## [Exercise details]
Rewrite every line of the material below as a numbered list, leaving out any blank lines.

^^^^

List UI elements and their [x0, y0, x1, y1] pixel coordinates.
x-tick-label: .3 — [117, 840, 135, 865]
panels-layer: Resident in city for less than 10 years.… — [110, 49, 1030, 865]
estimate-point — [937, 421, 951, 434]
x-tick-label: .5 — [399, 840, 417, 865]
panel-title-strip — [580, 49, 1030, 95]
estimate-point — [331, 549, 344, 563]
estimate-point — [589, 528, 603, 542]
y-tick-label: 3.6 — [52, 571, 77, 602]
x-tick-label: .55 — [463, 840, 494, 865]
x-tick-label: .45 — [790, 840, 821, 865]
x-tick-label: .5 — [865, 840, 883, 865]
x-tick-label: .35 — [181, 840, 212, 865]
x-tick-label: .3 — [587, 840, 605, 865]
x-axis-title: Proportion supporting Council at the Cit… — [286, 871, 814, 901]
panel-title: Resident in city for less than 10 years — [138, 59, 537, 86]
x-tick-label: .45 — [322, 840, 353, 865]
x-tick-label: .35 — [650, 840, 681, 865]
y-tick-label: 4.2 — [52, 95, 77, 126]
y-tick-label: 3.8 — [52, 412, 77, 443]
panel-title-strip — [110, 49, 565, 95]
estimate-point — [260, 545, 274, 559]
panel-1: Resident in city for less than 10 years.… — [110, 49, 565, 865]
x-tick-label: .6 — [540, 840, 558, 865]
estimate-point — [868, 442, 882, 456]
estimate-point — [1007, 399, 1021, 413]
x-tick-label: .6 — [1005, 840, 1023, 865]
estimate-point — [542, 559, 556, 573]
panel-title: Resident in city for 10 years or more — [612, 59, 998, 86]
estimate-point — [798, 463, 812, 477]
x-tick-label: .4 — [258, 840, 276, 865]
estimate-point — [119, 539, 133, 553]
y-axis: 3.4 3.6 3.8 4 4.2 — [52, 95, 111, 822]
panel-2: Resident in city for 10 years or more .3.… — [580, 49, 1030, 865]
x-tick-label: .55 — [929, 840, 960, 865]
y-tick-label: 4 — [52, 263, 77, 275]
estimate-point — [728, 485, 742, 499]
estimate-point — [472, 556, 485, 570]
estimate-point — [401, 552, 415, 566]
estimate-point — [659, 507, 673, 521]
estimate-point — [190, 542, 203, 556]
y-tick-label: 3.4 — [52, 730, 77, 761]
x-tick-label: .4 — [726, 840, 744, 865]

^^^^

## [Output of the exercise]
1. List UI elements and their [x0, y0, x1, y1] pixel coordinates.
2. x-tick-label: .3 — [117, 840, 135, 865]
3. panels-layer: Resident in city for less than 10 years.… — [110, 49, 1030, 865]
4. estimate-point — [937, 421, 951, 434]
5. x-tick-label: .5 — [399, 840, 417, 865]
6. panel-title-strip — [580, 49, 1030, 95]
7. estimate-point — [331, 549, 344, 563]
8. estimate-point — [589, 528, 603, 542]
9. y-tick-label: 3.6 — [52, 571, 77, 602]
10. x-tick-label: .55 — [463, 840, 494, 865]
11. x-tick-label: .45 — [790, 840, 821, 865]
12. x-tick-label: .5 — [865, 840, 883, 865]
13. x-tick-label: .35 — [181, 840, 212, 865]
14. x-tick-label: .3 — [587, 840, 605, 865]
15. x-axis-title: Proportion supporting Council at the Cit… — [286, 871, 814, 901]
16. panel-title: Resident in city for less than 10 years — [138, 59, 537, 86]
17. x-tick-label: .45 — [322, 840, 353, 865]
18. x-tick-label: .35 — [650, 840, 681, 865]
19. y-tick-label: 4.2 — [52, 95, 77, 126]
20. y-tick-label: 3.8 — [52, 412, 77, 443]
21. panel-title-strip — [110, 49, 565, 95]
22. estimate-point — [260, 545, 274, 559]
23. panel-1: Resident in city for less than 10 years.… — [110, 49, 565, 865]
24. x-tick-label: .6 — [540, 840, 558, 865]
25. estimate-point — [868, 442, 882, 456]
26. estimate-point — [1007, 399, 1021, 413]
27. x-tick-label: .6 — [1005, 840, 1023, 865]
28. estimate-point — [542, 559, 556, 573]
29. panel-title: Resident in city for 10 years or more — [612, 59, 998, 86]
30. estimate-point — [798, 463, 812, 477]
31. x-tick-label: .4 — [258, 840, 276, 865]
32. estimate-point — [119, 539, 133, 553]
33. y-axis: 3.4 3.6 3.8 4 4.2 — [52, 95, 111, 822]
34. panel-2: Resident in city for 10 years or more .3.… — [580, 49, 1030, 865]
35. x-tick-label: .55 — [929, 840, 960, 865]
36. y-tick-label: 4 — [52, 263, 77, 275]
37. estimate-point — [728, 485, 742, 499]
38. estimate-point — [472, 556, 485, 570]
39. estimate-point — [401, 552, 415, 566]
40. estimate-point — [659, 507, 673, 521]
41. estimate-point — [190, 542, 203, 556]
42. y-tick-label: 3.4 — [52, 730, 77, 761]
43. x-tick-label: .4 — [726, 840, 744, 865]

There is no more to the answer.